(Records excerpted from a collection)
···
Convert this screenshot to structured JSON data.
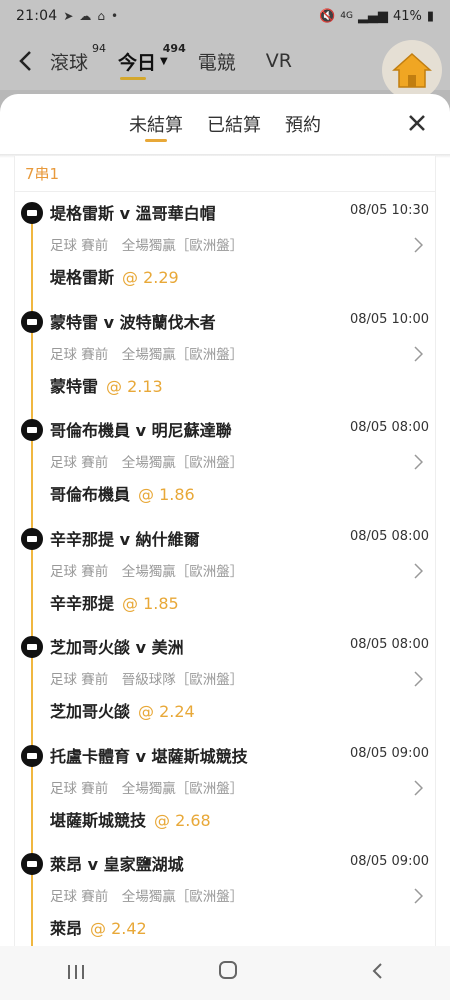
{
  "status": {
    "time": "21:04",
    "network_label": "4G",
    "battery": "41%"
  },
  "topnav": {
    "tabs": [
      {
        "label": "滾球",
        "count": "94"
      },
      {
        "label": "今日",
        "count": "494"
      },
      {
        "label": "電競"
      },
      {
        "label": "VR"
      }
    ],
    "active_index": 1
  },
  "sheet": {
    "tabs": [
      "未結算",
      "已結算",
      "預約"
    ],
    "active_index": 0
  },
  "parlay": {
    "label": "7串1",
    "bets": [
      {
        "match": "堤格雷斯 v 溫哥華白帽",
        "time": "08/05 10:30",
        "meta": "足球 賽前　全場獨贏［歐洲盤］",
        "pick": "堤格雷斯",
        "odds": "@ 2.29"
      },
      {
        "match": "蒙特雷 v 波特蘭伐木者",
        "time": "08/05 10:00",
        "meta": "足球 賽前　全場獨贏［歐洲盤］",
        "pick": "蒙特雷",
        "odds": "@ 2.13"
      },
      {
        "match": "哥倫布機員 v 明尼蘇達聯",
        "time": "08/05 08:00",
        "meta": "足球 賽前　全場獨贏［歐洲盤］",
        "pick": "哥倫布機員",
        "odds": "@ 1.86"
      },
      {
        "match": "辛辛那提 v 納什維爾",
        "time": "08/05 08:00",
        "meta": "足球 賽前　全場獨贏［歐洲盤］",
        "pick": "辛辛那提",
        "odds": "@ 1.85"
      },
      {
        "match": "芝加哥火燄 v 美洲",
        "time": "08/05 08:00",
        "meta": "足球 賽前　晉級球隊［歐洲盤］",
        "pick": "芝加哥火燄",
        "odds": "@ 2.24"
      },
      {
        "match": "托盧卡體育 v 堪薩斯城競技",
        "time": "08/05 09:00",
        "meta": "足球 賽前　全場獨贏［歐洲盤］",
        "pick": "堪薩斯城競技",
        "odds": "@ 2.68"
      },
      {
        "match": "萊昂 v 皇家鹽湖城",
        "time": "08/05 09:00",
        "meta": "足球 賽前　全場獨贏［歐洲盤］",
        "pick": "萊昂",
        "odds": "@ 2.42"
      }
    ]
  },
  "colors": {
    "accent": "#e8a838",
    "parlay_label": "#e89a3c",
    "timeline": "#f0b740"
  }
}
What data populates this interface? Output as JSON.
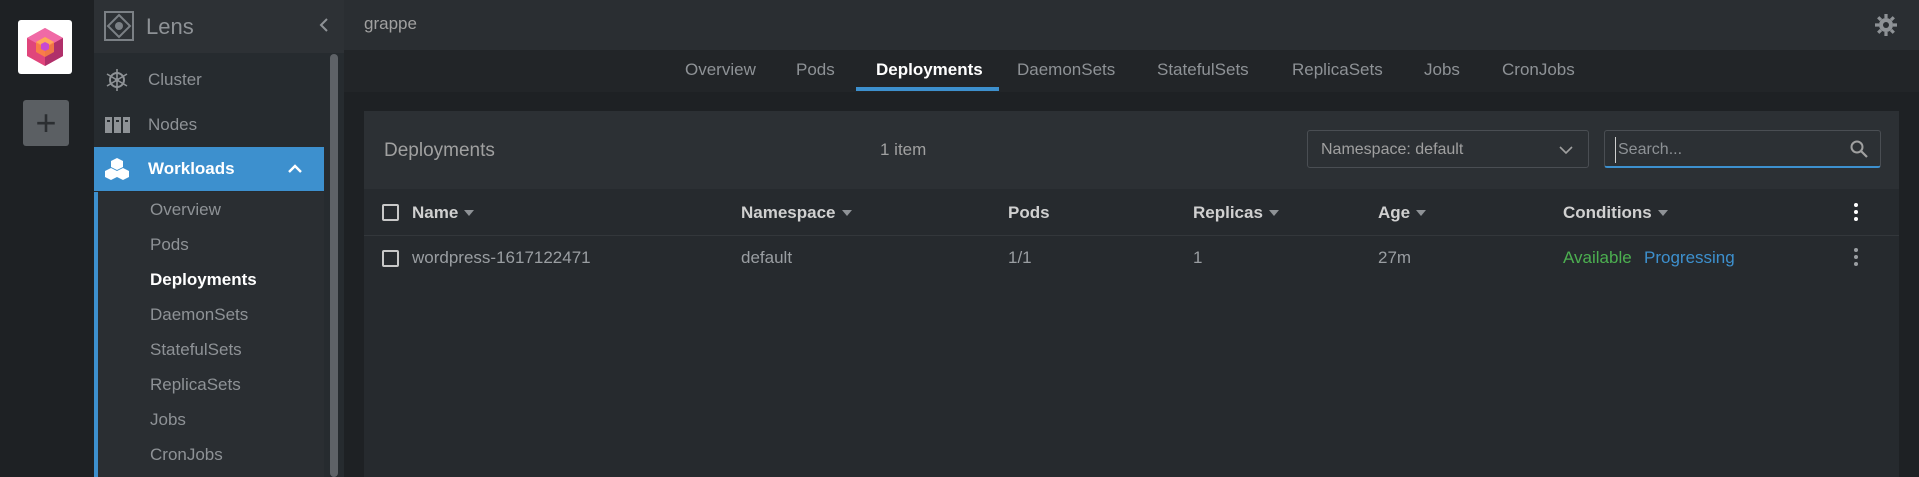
{
  "hotbar": {
    "add_label": "+"
  },
  "sidebar": {
    "title": "Lens",
    "items": [
      {
        "label": "Cluster"
      },
      {
        "label": "Nodes"
      },
      {
        "label": "Workloads"
      }
    ],
    "workloads_sub": [
      {
        "label": "Overview"
      },
      {
        "label": "Pods"
      },
      {
        "label": "Deployments"
      },
      {
        "label": "DaemonSets"
      },
      {
        "label": "StatefulSets"
      },
      {
        "label": "ReplicaSets"
      },
      {
        "label": "Jobs"
      },
      {
        "label": "CronJobs"
      }
    ]
  },
  "topbar": {
    "cluster_name": "grappe"
  },
  "tabs": [
    {
      "label": "Overview"
    },
    {
      "label": "Pods"
    },
    {
      "label": "Deployments"
    },
    {
      "label": "DaemonSets"
    },
    {
      "label": "StatefulSets"
    },
    {
      "label": "ReplicaSets"
    },
    {
      "label": "Jobs"
    },
    {
      "label": "CronJobs"
    }
  ],
  "panel": {
    "title": "Deployments",
    "count": "1 item",
    "namespace_select": "Namespace: default",
    "search_placeholder": "Search..."
  },
  "table": {
    "columns": [
      "Name",
      "Namespace",
      "Pods",
      "Replicas",
      "Age",
      "Conditions"
    ],
    "rows": [
      {
        "name": "wordpress-1617122471",
        "namespace": "default",
        "pods": "1/1",
        "replicas": "1",
        "age": "27m",
        "conditions": [
          "Available",
          "Progressing"
        ]
      }
    ]
  },
  "colors": {
    "accent": "#3d90ce",
    "available": "#4caf50",
    "progressing": "#3d90ce"
  }
}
···
Make a copy of each line that contains the string "StatefulSets".

▶ TASK RESPONSE:
        "label": "StatefulSets"
      "label": "StatefulSets"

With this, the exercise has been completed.